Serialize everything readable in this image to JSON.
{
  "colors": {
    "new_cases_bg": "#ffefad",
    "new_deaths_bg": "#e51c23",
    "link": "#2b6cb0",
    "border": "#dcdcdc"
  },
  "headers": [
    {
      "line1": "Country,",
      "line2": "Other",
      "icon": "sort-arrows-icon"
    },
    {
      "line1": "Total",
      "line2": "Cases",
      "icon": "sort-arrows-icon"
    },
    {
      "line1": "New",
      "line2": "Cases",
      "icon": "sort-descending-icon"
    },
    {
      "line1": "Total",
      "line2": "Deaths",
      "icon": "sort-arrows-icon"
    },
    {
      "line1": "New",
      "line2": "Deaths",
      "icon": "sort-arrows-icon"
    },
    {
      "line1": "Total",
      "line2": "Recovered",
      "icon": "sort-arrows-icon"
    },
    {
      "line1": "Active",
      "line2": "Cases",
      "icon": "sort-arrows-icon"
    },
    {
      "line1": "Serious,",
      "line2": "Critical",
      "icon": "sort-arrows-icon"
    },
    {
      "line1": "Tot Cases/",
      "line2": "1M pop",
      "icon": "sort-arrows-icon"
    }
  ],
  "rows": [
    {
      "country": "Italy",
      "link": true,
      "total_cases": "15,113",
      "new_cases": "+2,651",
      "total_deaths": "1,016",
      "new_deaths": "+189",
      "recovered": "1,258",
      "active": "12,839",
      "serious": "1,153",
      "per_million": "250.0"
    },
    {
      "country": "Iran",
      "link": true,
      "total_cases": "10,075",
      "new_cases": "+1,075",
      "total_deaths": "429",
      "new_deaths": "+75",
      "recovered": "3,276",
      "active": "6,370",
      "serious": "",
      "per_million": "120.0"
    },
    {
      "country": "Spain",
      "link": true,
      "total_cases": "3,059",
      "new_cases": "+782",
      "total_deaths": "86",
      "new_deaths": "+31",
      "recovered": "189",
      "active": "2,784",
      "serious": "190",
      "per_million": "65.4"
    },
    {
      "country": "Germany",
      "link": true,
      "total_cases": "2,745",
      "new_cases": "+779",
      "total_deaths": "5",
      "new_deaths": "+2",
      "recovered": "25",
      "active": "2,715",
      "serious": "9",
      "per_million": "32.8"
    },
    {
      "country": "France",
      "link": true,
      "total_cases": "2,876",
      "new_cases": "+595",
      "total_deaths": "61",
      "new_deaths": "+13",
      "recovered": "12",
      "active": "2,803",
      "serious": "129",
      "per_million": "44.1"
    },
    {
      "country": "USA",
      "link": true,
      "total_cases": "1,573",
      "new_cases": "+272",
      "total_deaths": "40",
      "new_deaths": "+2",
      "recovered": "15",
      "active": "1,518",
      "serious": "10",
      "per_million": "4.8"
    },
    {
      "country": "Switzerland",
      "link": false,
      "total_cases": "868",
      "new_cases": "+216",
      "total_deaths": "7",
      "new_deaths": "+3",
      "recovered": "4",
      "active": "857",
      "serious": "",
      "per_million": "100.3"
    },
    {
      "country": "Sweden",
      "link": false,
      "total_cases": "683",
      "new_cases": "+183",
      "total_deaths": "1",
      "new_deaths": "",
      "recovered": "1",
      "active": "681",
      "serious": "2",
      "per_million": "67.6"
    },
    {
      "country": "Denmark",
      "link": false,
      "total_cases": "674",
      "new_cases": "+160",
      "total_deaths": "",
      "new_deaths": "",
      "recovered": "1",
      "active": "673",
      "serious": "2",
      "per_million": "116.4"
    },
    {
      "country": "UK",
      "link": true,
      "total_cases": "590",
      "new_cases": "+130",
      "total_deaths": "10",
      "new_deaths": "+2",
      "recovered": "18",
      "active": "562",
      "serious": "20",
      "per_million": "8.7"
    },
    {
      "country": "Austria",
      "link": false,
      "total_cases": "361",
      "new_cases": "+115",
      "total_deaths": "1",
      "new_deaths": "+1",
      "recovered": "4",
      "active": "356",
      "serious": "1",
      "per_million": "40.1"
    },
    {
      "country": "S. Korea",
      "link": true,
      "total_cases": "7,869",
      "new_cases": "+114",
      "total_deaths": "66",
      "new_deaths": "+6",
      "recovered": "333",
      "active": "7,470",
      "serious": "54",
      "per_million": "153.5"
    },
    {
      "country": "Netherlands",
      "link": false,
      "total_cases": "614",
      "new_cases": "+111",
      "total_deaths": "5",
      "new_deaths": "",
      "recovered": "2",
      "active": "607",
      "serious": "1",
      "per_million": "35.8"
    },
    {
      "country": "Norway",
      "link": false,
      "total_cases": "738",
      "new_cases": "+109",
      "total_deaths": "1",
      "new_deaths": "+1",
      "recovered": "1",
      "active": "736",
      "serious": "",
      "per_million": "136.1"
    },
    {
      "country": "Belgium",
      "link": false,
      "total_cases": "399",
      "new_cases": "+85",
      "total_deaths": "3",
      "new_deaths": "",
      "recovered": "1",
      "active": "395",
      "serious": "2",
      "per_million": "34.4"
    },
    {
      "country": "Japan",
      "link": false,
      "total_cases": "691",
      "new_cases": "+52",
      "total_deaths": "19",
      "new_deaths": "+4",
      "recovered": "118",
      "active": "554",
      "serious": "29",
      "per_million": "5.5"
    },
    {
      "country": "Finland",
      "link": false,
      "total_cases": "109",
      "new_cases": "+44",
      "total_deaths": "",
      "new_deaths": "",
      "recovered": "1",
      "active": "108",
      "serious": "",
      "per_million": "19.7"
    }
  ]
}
============
Copy the entries above exactly, leaving none out.

*Completed exercise*.
Serialize everything readable in this image to JSON.
{
  "colors": {
    "new_cases_bg": "#ffefad",
    "new_deaths_bg": "#e51c23",
    "link": "#2b6cb0",
    "border": "#dcdcdc"
  },
  "headers": [
    {
      "line1": "Country,",
      "line2": "Other",
      "icon": "sort-arrows-icon"
    },
    {
      "line1": "Total",
      "line2": "Cases",
      "icon": "sort-arrows-icon"
    },
    {
      "line1": "New",
      "line2": "Cases",
      "icon": "sort-descending-icon"
    },
    {
      "line1": "Total",
      "line2": "Deaths",
      "icon": "sort-arrows-icon"
    },
    {
      "line1": "New",
      "line2": "Deaths",
      "icon": "sort-arrows-icon"
    },
    {
      "line1": "Total",
      "line2": "Recovered",
      "icon": "sort-arrows-icon"
    },
    {
      "line1": "Active",
      "line2": "Cases",
      "icon": "sort-arrows-icon"
    },
    {
      "line1": "Serious,",
      "line2": "Critical",
      "icon": "sort-arrows-icon"
    },
    {
      "line1": "Tot Cases/",
      "line2": "1M pop",
      "icon": "sort-arrows-icon"
    }
  ],
  "rows": [
    {
      "country": "Italy",
      "link": true,
      "total_cases": "15,113",
      "new_cases": "+2,651",
      "total_deaths": "1,016",
      "new_deaths": "+189",
      "recovered": "1,258",
      "active": "12,839",
      "serious": "1,153",
      "per_million": "250.0"
    },
    {
      "country": "Iran",
      "link": true,
      "total_cases": "10,075",
      "new_cases": "+1,075",
      "total_deaths": "429",
      "new_deaths": "+75",
      "recovered": "3,276",
      "active": "6,370",
      "serious": "",
      "per_million": "120.0"
    },
    {
      "country": "Spain",
      "link": true,
      "total_cases": "3,059",
      "new_cases": "+782",
      "total_deaths": "86",
      "new_deaths": "+31",
      "recovered": "189",
      "active": "2,784",
      "serious": "190",
      "per_million": "65.4"
    },
    {
      "country": "Germany",
      "link": true,
      "total_cases": "2,745",
      "new_cases": "+779",
      "total_deaths": "5",
      "new_deaths": "+2",
      "recovered": "25",
      "active": "2,715",
      "serious": "9",
      "per_million": "32.8"
    },
    {
      "country": "France",
      "link": true,
      "total_cases": "2,876",
      "new_cases": "+595",
      "total_deaths": "61",
      "new_deaths": "+13",
      "recovered": "12",
      "active": "2,803",
      "serious": "129",
      "per_million": "44.1"
    },
    {
      "country": "USA",
      "link": true,
      "total_cases": "1,573",
      "new_cases": "+272",
      "total_deaths": "40",
      "new_deaths": "+2",
      "recovered": "15",
      "active": "1,518",
      "serious": "10",
      "per_million": "4.8"
    },
    {
      "country": "Switzerland",
      "link": false,
      "total_cases": "868",
      "new_cases": "+216",
      "total_deaths": "7",
      "new_deaths": "+3",
      "recovered": "4",
      "active": "857",
      "serious": "",
      "per_million": "100.3"
    },
    {
      "country": "Sweden",
      "link": false,
      "total_cases": "683",
      "new_cases": "+183",
      "total_deaths": "1",
      "new_deaths": "",
      "recovered": "1",
      "active": "681",
      "serious": "2",
      "per_million": "67.6"
    },
    {
      "country": "Denmark",
      "link": false,
      "total_cases": "674",
      "new_cases": "+160",
      "total_deaths": "",
      "new_deaths": "",
      "recovered": "1",
      "active": "673",
      "serious": "2",
      "per_million": "116.4"
    },
    {
      "country": "UK",
      "link": true,
      "total_cases": "590",
      "new_cases": "+130",
      "total_deaths": "10",
      "new_deaths": "+2",
      "recovered": "18",
      "active": "562",
      "serious": "20",
      "per_million": "8.7"
    },
    {
      "country": "Austria",
      "link": false,
      "total_cases": "361",
      "new_cases": "+115",
      "total_deaths": "1",
      "new_deaths": "+1",
      "recovered": "4",
      "active": "356",
      "serious": "1",
      "per_million": "40.1"
    },
    {
      "country": "S. Korea",
      "link": true,
      "total_cases": "7,869",
      "new_cases": "+114",
      "total_deaths": "66",
      "new_deaths": "+6",
      "recovered": "333",
      "active": "7,470",
      "serious": "54",
      "per_million": "153.5"
    },
    {
      "country": "Netherlands",
      "link": false,
      "total_cases": "614",
      "new_cases": "+111",
      "total_deaths": "5",
      "new_deaths": "",
      "recovered": "2",
      "active": "607",
      "serious": "1",
      "per_million": "35.8"
    },
    {
      "country": "Norway",
      "link": false,
      "total_cases": "738",
      "new_cases": "+109",
      "total_deaths": "1",
      "new_deaths": "+1",
      "recovered": "1",
      "active": "736",
      "serious": "",
      "per_million": "136.1"
    },
    {
      "country": "Belgium",
      "link": false,
      "total_cases": "399",
      "new_cases": "+85",
      "total_deaths": "3",
      "new_deaths": "",
      "recovered": "1",
      "active": "395",
      "serious": "2",
      "per_million": "34.4"
    },
    {
      "country": "Japan",
      "link": false,
      "total_cases": "691",
      "new_cases": "+52",
      "total_deaths": "19",
      "new_deaths": "+4",
      "recovered": "118",
      "active": "554",
      "serious": "29",
      "per_million": "5.5"
    },
    {
      "country": "Finland",
      "link": false,
      "total_cases": "109",
      "new_cases": "+44",
      "total_deaths": "",
      "new_deaths": "",
      "recovered": "1",
      "active": "108",
      "serious": "",
      "per_million": "19.7"
    }
  ]
}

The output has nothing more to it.